Task to carry out - Give an exact copy of every line, leaving images out.

— Start Record excerpts —

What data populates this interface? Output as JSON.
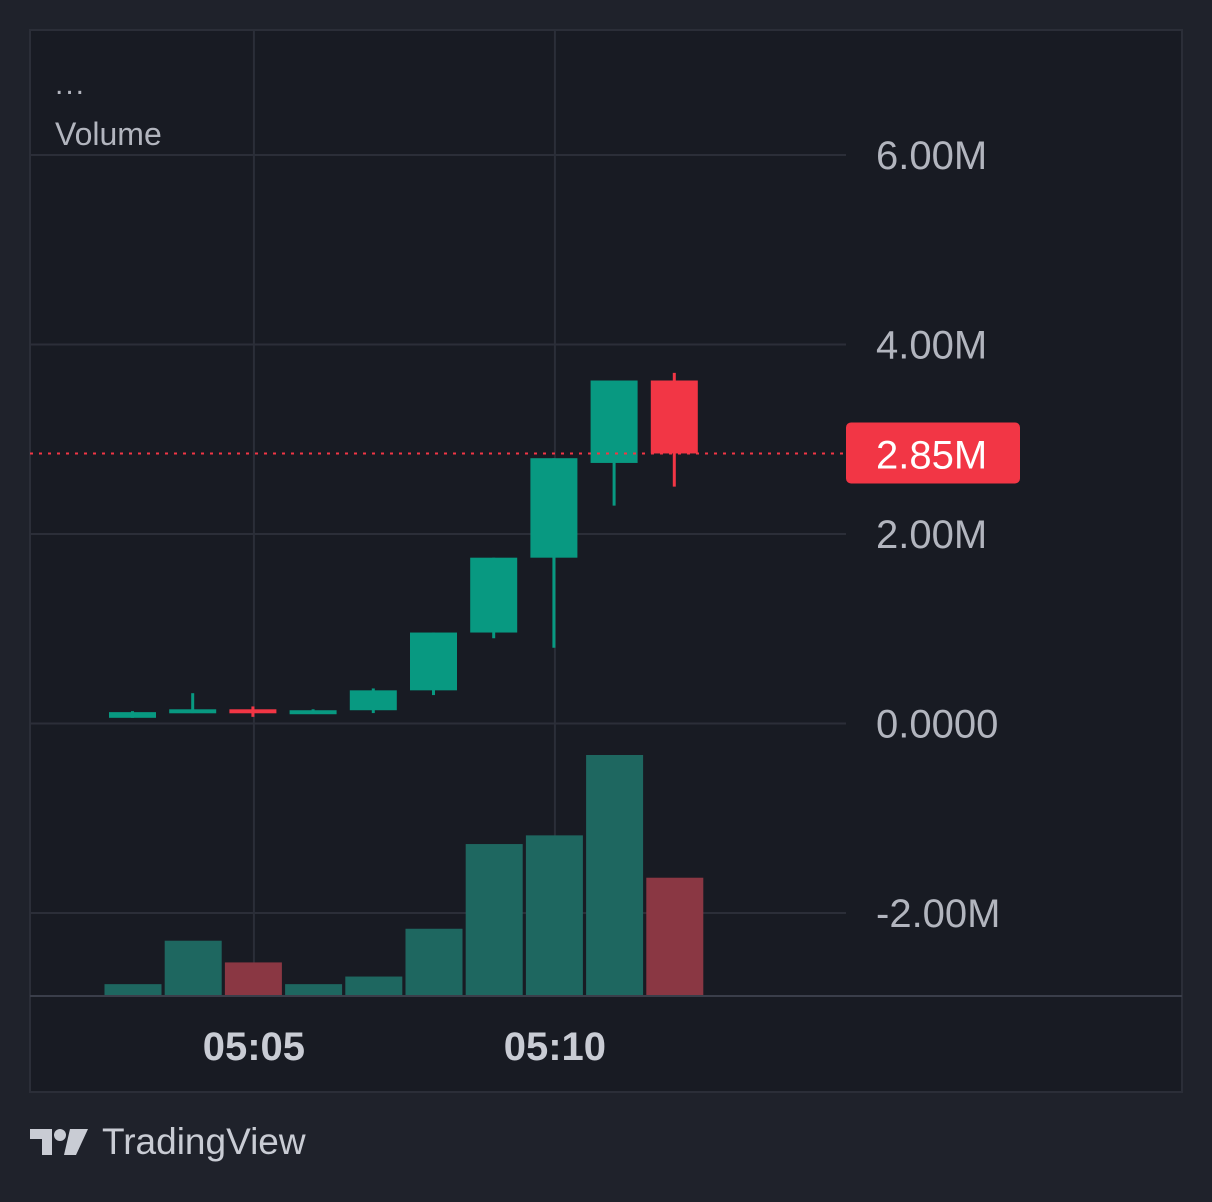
{
  "legend": {
    "menu_dots": "...",
    "indicator": "Volume"
  },
  "brand": {
    "name": "TradingView",
    "icon": "tradingview-logo-icon"
  },
  "price_axis": {
    "labels": [
      "6.00M",
      "4.00M",
      "2.00M",
      "0.0000",
      "-2.00M"
    ]
  },
  "time_axis": {
    "labels": [
      "05:05",
      "05:10"
    ]
  },
  "last_price": {
    "label": "2.85M",
    "value": 2850000
  },
  "colors": {
    "up": "#089981",
    "down": "#f23645",
    "volume_up": "#1e6760",
    "volume_down": "#8a3743",
    "background": "#1f222b",
    "pane": "#181b23",
    "grid": "#2b2e38",
    "text": "#b2b5be"
  },
  "chart_data": {
    "type": "candlestick",
    "price_ylim": [
      -2880000,
      7300000
    ],
    "price_ticks": [
      6000000,
      4000000,
      2000000,
      0,
      -2000000
    ],
    "times": [
      "05:03",
      "05:04",
      "05:05",
      "05:06",
      "05:07",
      "05:08",
      "05:09",
      "05:10",
      "05:11",
      "05:12"
    ],
    "candles": [
      {
        "time": "05:03",
        "open": 60000,
        "high": 130000,
        "low": 60000,
        "close": 120000,
        "volume": 1
      },
      {
        "time": "05:04",
        "open": 120000,
        "high": 320000,
        "low": 110000,
        "close": 150000,
        "volume": 5
      },
      {
        "time": "05:05",
        "open": 150000,
        "high": 180000,
        "low": 70000,
        "close": 110000,
        "volume": 3
      },
      {
        "time": "05:06",
        "open": 110000,
        "high": 150000,
        "low": 110000,
        "close": 140000,
        "volume": 1
      },
      {
        "time": "05:07",
        "open": 140000,
        "high": 370000,
        "low": 110000,
        "close": 350000,
        "volume": 1.7
      },
      {
        "time": "05:08",
        "open": 350000,
        "high": 960000,
        "low": 300000,
        "close": 960000,
        "volume": 6.1
      },
      {
        "time": "05:09",
        "open": 960000,
        "high": 1750000,
        "low": 900000,
        "close": 1750000,
        "volume": 13.9
      },
      {
        "time": "05:10",
        "open": 1750000,
        "high": 2800000,
        "low": 800000,
        "close": 2800000,
        "volume": 14.7
      },
      {
        "time": "05:11",
        "open": 2750000,
        "high": 3620000,
        "low": 2300000,
        "close": 3620000,
        "volume": 22.1
      },
      {
        "time": "05:12",
        "open": 3620000,
        "high": 3700000,
        "low": 2500000,
        "close": 2850000,
        "volume": 10.8
      }
    ]
  }
}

— End Record excerpts —

Written solution -
What data populates this interface? Output as JSON.
{
  "legend": {
    "menu_dots": "...",
    "indicator": "Volume"
  },
  "brand": {
    "name": "TradingView",
    "icon": "tradingview-logo-icon"
  },
  "price_axis": {
    "labels": [
      "6.00M",
      "4.00M",
      "2.00M",
      "0.0000",
      "-2.00M"
    ]
  },
  "time_axis": {
    "labels": [
      "05:05",
      "05:10"
    ]
  },
  "last_price": {
    "label": "2.85M",
    "value": 2850000
  },
  "colors": {
    "up": "#089981",
    "down": "#f23645",
    "volume_up": "#1e6760",
    "volume_down": "#8a3743",
    "background": "#1f222b",
    "pane": "#181b23",
    "grid": "#2b2e38",
    "text": "#b2b5be"
  },
  "chart_data": {
    "type": "candlestick",
    "price_ylim": [
      -2880000,
      7300000
    ],
    "price_ticks": [
      6000000,
      4000000,
      2000000,
      0,
      -2000000
    ],
    "times": [
      "05:03",
      "05:04",
      "05:05",
      "05:06",
      "05:07",
      "05:08",
      "05:09",
      "05:10",
      "05:11",
      "05:12"
    ],
    "candles": [
      {
        "time": "05:03",
        "open": 60000,
        "high": 130000,
        "low": 60000,
        "close": 120000,
        "volume": 1
      },
      {
        "time": "05:04",
        "open": 120000,
        "high": 320000,
        "low": 110000,
        "close": 150000,
        "volume": 5
      },
      {
        "time": "05:05",
        "open": 150000,
        "high": 180000,
        "low": 70000,
        "close": 110000,
        "volume": 3
      },
      {
        "time": "05:06",
        "open": 110000,
        "high": 150000,
        "low": 110000,
        "close": 140000,
        "volume": 1
      },
      {
        "time": "05:07",
        "open": 140000,
        "high": 370000,
        "low": 110000,
        "close": 350000,
        "volume": 1.7
      },
      {
        "time": "05:08",
        "open": 350000,
        "high": 960000,
        "low": 300000,
        "close": 960000,
        "volume": 6.1
      },
      {
        "time": "05:09",
        "open": 960000,
        "high": 1750000,
        "low": 900000,
        "close": 1750000,
        "volume": 13.9
      },
      {
        "time": "05:10",
        "open": 1750000,
        "high": 2800000,
        "low": 800000,
        "close": 2800000,
        "volume": 14.7
      },
      {
        "time": "05:11",
        "open": 2750000,
        "high": 3620000,
        "low": 2300000,
        "close": 3620000,
        "volume": 22.1
      },
      {
        "time": "05:12",
        "open": 3620000,
        "high": 3700000,
        "low": 2500000,
        "close": 2850000,
        "volume": 10.8
      }
    ]
  }
}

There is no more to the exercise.